◆ **INSTRUCTIONS TO FOLLOW**: Pull out each line of the records holding the string "Reporting".

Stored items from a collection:
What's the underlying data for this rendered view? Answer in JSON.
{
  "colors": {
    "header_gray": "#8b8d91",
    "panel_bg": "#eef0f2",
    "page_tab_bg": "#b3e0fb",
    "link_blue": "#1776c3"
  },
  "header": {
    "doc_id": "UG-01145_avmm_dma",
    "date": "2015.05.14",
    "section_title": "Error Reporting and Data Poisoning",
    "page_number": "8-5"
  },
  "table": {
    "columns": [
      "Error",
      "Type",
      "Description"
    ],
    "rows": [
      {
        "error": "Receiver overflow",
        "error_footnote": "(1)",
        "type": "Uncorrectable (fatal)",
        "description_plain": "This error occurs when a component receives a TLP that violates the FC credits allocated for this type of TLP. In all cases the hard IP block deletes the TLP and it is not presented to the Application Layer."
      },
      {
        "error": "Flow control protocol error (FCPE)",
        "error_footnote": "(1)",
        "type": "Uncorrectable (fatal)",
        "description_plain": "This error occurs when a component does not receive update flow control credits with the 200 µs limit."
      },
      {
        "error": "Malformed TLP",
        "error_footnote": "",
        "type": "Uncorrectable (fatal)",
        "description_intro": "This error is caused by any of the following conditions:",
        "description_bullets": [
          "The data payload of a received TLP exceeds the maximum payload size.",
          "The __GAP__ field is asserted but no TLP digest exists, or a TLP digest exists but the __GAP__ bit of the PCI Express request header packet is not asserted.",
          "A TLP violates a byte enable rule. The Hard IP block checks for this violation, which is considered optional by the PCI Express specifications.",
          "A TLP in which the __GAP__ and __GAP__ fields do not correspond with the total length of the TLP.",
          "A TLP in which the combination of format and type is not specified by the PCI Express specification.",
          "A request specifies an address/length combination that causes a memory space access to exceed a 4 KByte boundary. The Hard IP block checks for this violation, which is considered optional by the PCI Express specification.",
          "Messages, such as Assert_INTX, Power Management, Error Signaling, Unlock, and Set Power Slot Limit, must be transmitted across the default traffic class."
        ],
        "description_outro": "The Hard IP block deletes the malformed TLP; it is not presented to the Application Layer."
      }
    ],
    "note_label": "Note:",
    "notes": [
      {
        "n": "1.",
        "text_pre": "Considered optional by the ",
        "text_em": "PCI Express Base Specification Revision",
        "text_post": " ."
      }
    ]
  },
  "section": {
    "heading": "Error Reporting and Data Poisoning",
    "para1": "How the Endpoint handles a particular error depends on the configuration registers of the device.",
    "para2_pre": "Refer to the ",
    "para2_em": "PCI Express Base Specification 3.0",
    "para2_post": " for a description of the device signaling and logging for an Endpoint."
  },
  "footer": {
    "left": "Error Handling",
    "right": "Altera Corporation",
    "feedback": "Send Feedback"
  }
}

◆ **RESULT OF THE EXERCISE**:
    "section_title": "Error Reporting and Data Poisoning",
    "heading": "Error Reporting and Data Poisoning",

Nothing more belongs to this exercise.